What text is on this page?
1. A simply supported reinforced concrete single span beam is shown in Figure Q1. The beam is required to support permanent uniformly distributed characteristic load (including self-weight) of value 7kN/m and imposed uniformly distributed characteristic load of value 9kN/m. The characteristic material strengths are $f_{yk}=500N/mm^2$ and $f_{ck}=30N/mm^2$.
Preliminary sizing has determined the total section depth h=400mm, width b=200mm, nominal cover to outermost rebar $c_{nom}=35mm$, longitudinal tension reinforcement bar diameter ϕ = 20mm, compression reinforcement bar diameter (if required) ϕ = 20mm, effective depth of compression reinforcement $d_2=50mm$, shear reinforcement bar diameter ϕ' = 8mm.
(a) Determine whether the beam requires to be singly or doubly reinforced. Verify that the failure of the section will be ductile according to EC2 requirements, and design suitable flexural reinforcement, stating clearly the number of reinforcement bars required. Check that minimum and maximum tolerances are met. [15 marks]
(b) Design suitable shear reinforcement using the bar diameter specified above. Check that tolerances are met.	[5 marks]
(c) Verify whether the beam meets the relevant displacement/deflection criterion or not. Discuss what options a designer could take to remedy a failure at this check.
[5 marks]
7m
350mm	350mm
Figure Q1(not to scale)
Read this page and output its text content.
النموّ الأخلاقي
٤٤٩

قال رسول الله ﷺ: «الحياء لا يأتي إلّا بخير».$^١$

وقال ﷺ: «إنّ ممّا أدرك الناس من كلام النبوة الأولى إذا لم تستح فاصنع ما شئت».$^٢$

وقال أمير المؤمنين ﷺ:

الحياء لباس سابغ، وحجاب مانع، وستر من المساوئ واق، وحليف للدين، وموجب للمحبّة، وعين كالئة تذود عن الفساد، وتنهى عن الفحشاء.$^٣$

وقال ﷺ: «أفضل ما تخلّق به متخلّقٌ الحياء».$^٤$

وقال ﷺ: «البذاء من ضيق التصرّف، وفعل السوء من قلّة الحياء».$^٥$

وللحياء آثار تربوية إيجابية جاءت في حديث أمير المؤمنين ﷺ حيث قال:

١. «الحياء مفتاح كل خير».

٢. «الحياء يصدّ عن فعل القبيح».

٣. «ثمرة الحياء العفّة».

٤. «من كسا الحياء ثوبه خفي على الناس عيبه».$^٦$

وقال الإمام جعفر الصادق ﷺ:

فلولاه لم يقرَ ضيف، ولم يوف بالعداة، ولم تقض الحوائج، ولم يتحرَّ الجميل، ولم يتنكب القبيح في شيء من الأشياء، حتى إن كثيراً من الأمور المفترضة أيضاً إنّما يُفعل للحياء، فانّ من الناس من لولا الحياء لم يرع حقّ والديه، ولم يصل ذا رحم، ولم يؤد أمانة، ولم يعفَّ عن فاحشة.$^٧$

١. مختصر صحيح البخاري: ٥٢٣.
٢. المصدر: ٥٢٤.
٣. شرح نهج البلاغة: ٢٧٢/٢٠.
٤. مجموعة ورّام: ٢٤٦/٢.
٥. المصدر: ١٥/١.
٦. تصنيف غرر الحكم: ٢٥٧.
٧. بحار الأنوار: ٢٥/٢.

______

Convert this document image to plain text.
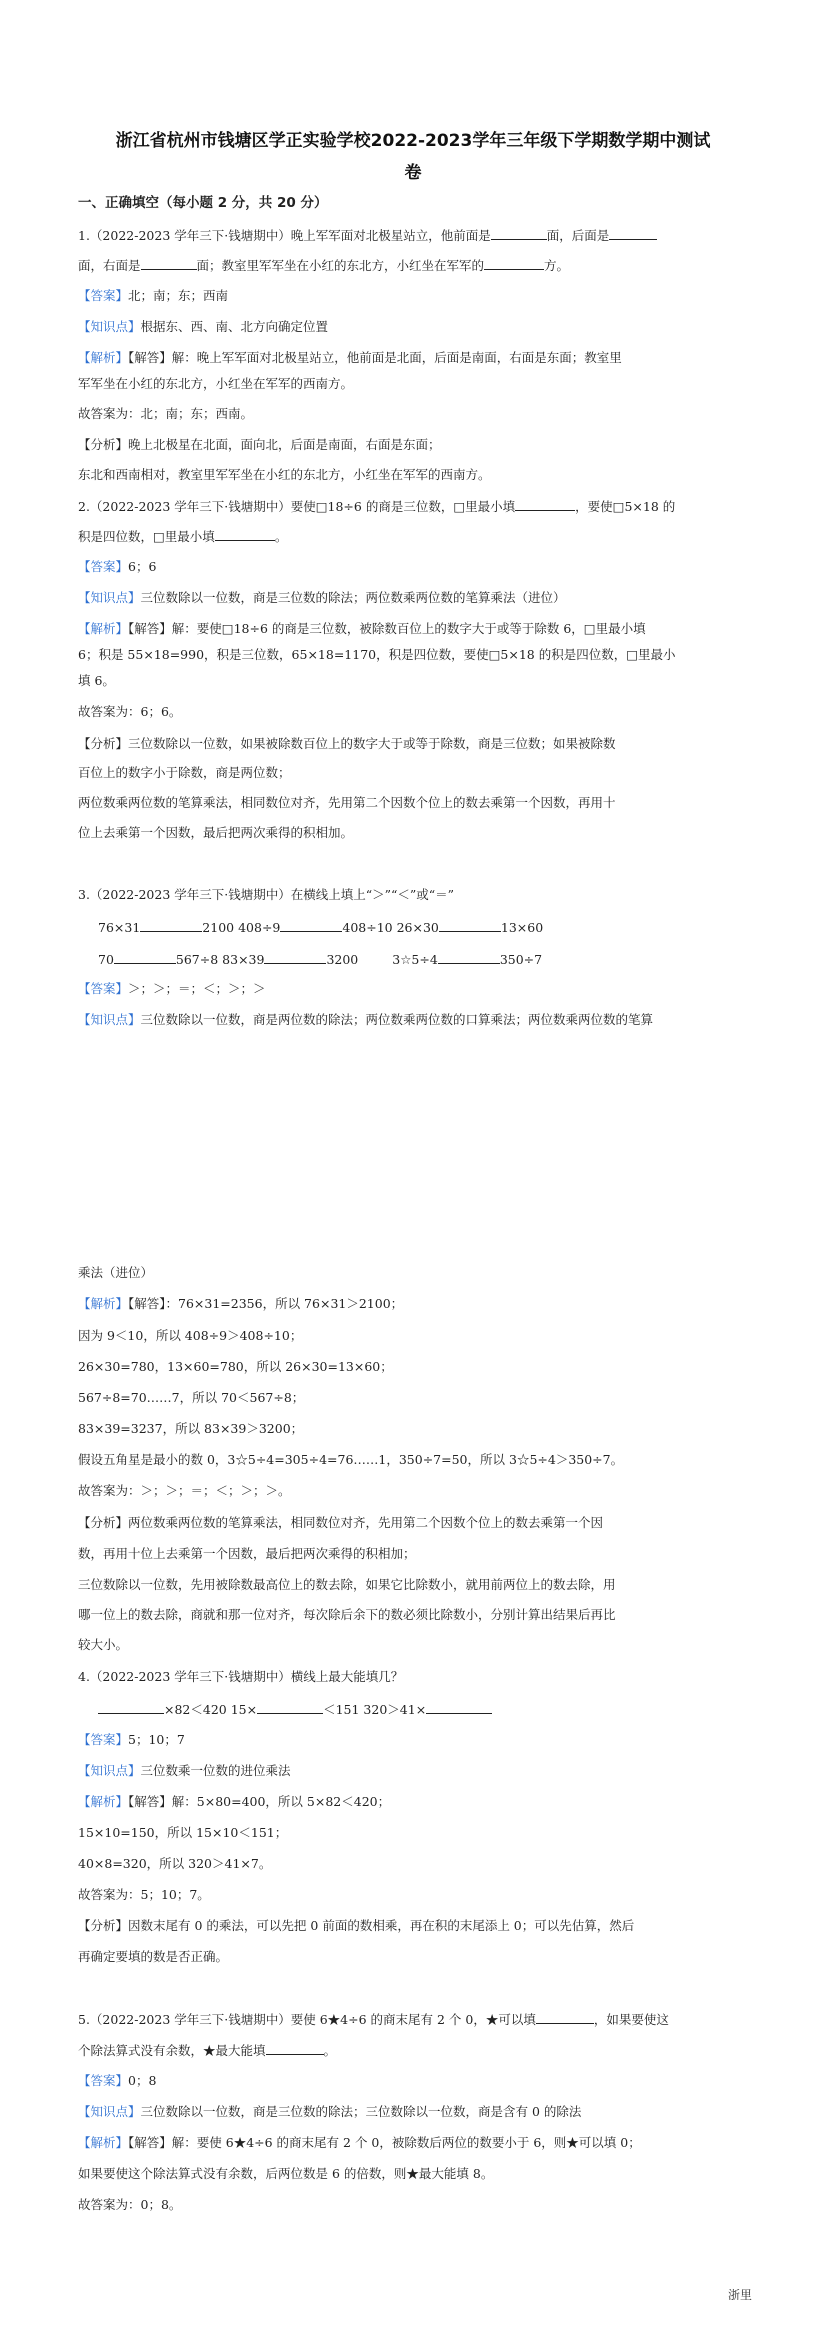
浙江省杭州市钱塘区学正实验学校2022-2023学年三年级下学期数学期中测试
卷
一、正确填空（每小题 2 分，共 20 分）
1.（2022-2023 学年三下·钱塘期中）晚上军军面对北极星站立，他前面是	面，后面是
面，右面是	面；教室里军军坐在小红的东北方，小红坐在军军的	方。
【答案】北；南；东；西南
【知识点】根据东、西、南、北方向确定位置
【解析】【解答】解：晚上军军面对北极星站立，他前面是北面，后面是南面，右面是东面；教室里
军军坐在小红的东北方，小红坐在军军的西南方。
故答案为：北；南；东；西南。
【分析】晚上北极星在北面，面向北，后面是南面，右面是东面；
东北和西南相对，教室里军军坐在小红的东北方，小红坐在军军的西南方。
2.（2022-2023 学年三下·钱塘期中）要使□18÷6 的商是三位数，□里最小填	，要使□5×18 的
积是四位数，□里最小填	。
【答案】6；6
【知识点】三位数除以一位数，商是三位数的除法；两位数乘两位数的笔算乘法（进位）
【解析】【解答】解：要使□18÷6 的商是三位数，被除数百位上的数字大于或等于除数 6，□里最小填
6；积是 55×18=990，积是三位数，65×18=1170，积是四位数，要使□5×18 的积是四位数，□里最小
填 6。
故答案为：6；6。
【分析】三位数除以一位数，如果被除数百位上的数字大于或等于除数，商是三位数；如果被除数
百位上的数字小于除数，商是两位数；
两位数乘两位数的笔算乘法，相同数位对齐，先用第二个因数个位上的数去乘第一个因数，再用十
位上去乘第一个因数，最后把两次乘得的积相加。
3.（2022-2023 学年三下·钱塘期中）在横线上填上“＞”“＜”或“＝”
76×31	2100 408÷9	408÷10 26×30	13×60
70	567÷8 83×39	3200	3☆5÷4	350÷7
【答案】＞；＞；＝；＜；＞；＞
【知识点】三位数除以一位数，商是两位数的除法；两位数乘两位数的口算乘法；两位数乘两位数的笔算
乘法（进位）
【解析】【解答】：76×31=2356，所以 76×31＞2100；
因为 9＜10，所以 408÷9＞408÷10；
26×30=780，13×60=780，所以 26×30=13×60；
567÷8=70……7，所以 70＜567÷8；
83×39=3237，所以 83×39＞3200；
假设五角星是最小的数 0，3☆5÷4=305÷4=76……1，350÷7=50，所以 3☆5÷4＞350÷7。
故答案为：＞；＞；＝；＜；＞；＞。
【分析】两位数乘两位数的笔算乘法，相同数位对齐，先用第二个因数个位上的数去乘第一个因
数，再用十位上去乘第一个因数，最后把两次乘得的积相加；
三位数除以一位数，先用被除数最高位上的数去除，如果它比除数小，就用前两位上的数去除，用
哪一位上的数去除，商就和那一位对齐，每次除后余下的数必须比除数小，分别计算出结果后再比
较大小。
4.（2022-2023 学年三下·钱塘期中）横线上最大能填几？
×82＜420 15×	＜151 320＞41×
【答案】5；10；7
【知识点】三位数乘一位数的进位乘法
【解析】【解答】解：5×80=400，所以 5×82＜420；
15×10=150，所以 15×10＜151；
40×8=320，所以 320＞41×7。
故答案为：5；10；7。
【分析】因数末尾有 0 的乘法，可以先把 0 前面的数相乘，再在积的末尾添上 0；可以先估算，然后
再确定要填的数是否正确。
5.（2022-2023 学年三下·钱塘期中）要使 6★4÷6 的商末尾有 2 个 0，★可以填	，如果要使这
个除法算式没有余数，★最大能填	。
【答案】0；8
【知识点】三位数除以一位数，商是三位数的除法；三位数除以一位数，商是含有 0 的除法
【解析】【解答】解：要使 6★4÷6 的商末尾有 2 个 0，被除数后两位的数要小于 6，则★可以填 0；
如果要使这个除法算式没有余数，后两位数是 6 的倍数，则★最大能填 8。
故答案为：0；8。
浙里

______

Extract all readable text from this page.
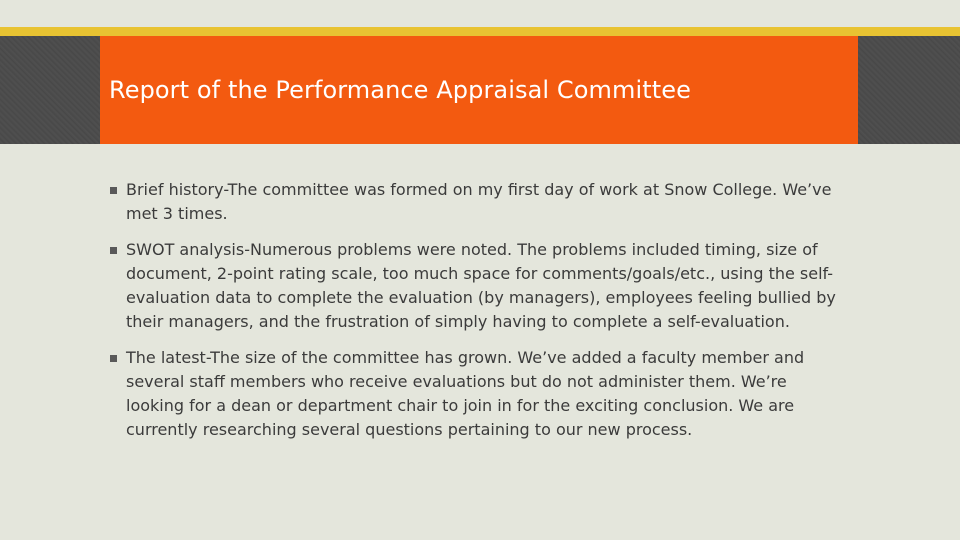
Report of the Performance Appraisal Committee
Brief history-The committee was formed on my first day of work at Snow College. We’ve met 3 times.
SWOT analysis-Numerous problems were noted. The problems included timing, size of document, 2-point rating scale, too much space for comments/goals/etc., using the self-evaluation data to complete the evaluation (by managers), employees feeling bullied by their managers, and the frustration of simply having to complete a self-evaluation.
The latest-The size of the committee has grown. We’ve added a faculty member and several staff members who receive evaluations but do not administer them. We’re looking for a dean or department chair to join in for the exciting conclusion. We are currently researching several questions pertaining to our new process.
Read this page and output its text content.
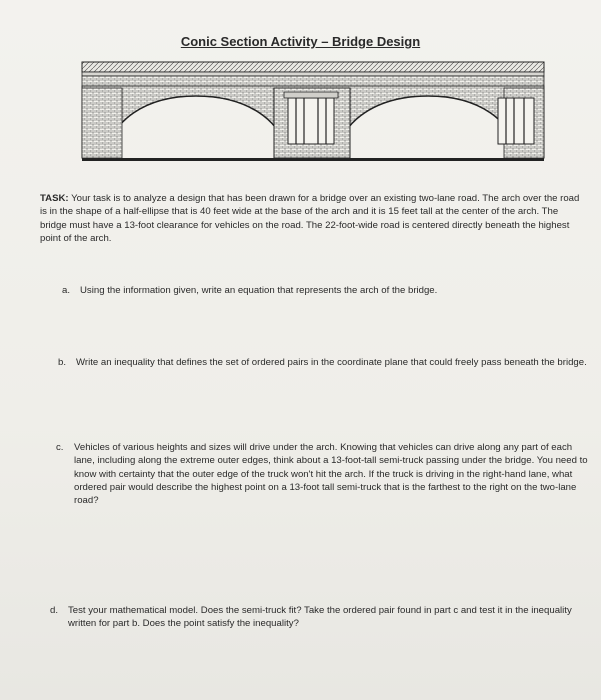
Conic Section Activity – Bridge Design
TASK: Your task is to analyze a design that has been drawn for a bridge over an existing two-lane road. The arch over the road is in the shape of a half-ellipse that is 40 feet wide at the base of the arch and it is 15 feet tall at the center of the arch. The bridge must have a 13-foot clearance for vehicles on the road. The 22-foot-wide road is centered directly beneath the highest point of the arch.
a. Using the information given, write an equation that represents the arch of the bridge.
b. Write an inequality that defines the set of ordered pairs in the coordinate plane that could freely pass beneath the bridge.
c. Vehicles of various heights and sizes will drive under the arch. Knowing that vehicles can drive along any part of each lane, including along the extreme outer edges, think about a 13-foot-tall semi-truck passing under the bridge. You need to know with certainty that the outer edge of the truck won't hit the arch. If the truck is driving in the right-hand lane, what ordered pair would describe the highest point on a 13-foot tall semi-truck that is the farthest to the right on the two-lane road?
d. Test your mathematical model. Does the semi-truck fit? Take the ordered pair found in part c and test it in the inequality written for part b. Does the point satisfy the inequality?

______

## GIVEN PROBLEM
Copy each line above that contains the word "including".

## ANSWER TO THE TASK
1. A simply supported reinforced concrete single span beam is shown in Figure Q1. The beam is required to support permanent uniformly distributed characteristic load (including self-weight) of value 7kN/m and imposed uniformly distributed characteristic load of value 9kN/m. The characteristic material strengths are $f_{yk}=500N/mm^2$ and $f_{ck}=30N/mm^2$.
c. Vehicles of various heights and sizes will drive under the arch. Knowing that vehicles can drive along any part of each lane, including along the extreme outer edges, think about a 13-foot-tall semi-truck passing under the bridge. You need to know with certainty that the outer edge of the truck won't hit the arch. If the truck is driving in the right-hand lane, what ordered pair would describe the highest point on a 13-foot tall semi-truck that is the farthest to the right on the two-lane road?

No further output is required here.